WHAT IS ASKED:
Repeat the records below exactly as they appear.

Data entries:
* begin *

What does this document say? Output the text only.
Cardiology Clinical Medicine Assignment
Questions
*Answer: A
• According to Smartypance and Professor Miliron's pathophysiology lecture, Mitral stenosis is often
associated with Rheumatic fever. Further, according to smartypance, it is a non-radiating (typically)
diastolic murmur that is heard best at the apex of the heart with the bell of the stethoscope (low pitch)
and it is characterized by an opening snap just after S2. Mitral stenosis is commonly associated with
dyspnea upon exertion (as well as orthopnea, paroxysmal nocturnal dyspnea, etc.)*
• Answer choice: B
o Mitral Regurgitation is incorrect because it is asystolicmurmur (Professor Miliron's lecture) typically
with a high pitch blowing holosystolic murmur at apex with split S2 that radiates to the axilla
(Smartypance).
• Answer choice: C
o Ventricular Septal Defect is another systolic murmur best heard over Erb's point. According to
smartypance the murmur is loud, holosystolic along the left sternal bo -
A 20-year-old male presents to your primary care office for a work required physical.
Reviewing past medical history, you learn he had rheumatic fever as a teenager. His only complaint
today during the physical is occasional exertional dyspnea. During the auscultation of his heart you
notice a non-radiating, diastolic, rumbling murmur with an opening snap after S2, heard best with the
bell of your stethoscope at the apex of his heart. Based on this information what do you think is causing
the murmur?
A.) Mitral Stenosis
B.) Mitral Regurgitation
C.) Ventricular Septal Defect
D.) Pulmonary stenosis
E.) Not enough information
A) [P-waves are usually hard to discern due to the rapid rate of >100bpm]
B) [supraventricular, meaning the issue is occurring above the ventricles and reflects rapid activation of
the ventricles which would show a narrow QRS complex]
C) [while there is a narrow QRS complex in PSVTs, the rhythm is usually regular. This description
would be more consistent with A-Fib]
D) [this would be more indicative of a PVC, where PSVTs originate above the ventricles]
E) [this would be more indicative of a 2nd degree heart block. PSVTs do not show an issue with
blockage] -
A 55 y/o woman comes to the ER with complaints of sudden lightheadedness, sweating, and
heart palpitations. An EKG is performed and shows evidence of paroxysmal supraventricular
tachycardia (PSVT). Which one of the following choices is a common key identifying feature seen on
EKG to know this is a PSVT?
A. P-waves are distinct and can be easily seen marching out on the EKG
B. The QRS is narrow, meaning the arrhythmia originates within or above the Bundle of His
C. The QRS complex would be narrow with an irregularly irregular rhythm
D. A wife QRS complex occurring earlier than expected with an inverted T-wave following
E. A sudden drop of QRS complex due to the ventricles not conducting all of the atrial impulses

* end *

SOLVED EXERCISE:
What does this document say? Output the text only.
Cardiology Clinical Medicine Assignment
Questions
*Answer: A
• According to Smartypance and Professor Miliron's pathophysiology lecture, Mitral stenosis is often
associated with Rheumatic fever. Further, according to smartypance, it is a non-radiating (typically)
diastolic murmur that is heard best at the apex of the heart with the bell of the stethoscope (low pitch)
and it is characterized by an opening snap just after S2. Mitral stenosis is commonly associated with
dyspnea upon exertion (as well as orthopnea, paroxysmal nocturnal dyspnea, etc.)*
• Answer choice: B
o Mitral Regurgitation is incorrect because it is asystolicmurmur (Professor Miliron's lecture) typically
with a high pitch blowing holosystolic murmur at apex with split S2 that radiates to the axilla
(Smartypance).
• Answer choice: C
o Ventricular Septal Defect is another systolic murmur best heard over Erb's point. According to
smartypance the murmur is loud, holosystolic along the left sternal bo -
A 20-year-old male presents to your primary care office for a work required physical.
Reviewing past medical history, you learn he had rheumatic fever as a teenager. His only complaint
today during the physical is occasional exertional dyspnea. During the auscultation of his heart you
notice a non-radiating, diastolic, rumbling murmur with an opening snap after S2, heard best with the
bell of your stethoscope at the apex of his heart. Based on this information what do you think is causing
the murmur?
A.) Mitral Stenosis
B.) Mitral Regurgitation
C.) Ventricular Septal Defect
D.) Pulmonary stenosis
E.) Not enough information
A) [P-waves are usually hard to discern due to the rapid rate of >100bpm]
B) [supraventricular, meaning the issue is occurring above the ventricles and reflects rapid activation of
the ventricles which would show a narrow QRS complex]
C) [while there is a narrow QRS complex in PSVTs, the rhythm is usually regular. This description
would be more consistent with A-Fib]
D) [this would be more indicative of a PVC, where PSVTs originate above the ventricles]
E) [this would be more indicative of a 2nd degree heart block. PSVTs do not show an issue with
blockage] -
A 55 y/o woman comes to the ER with complaints of sudden lightheadedness, sweating, and
heart palpitations. An EKG is performed and shows evidence of paroxysmal supraventricular
tachycardia (PSVT). Which one of the following choices is a common key identifying feature seen on
EKG to know this is a PSVT?
A. P-waves are distinct and can be easily seen marching out on the EKG
B. The QRS is narrow, meaning the arrhythmia originates within or above the Bundle of His
C. The QRS complex would be narrow with an irregularly irregular rhythm
D. A wife QRS complex occurring earlier than expected with an inverted T-wave following
E. A sudden drop of QRS complex due to the ventricles not conducting all of the atrial impulses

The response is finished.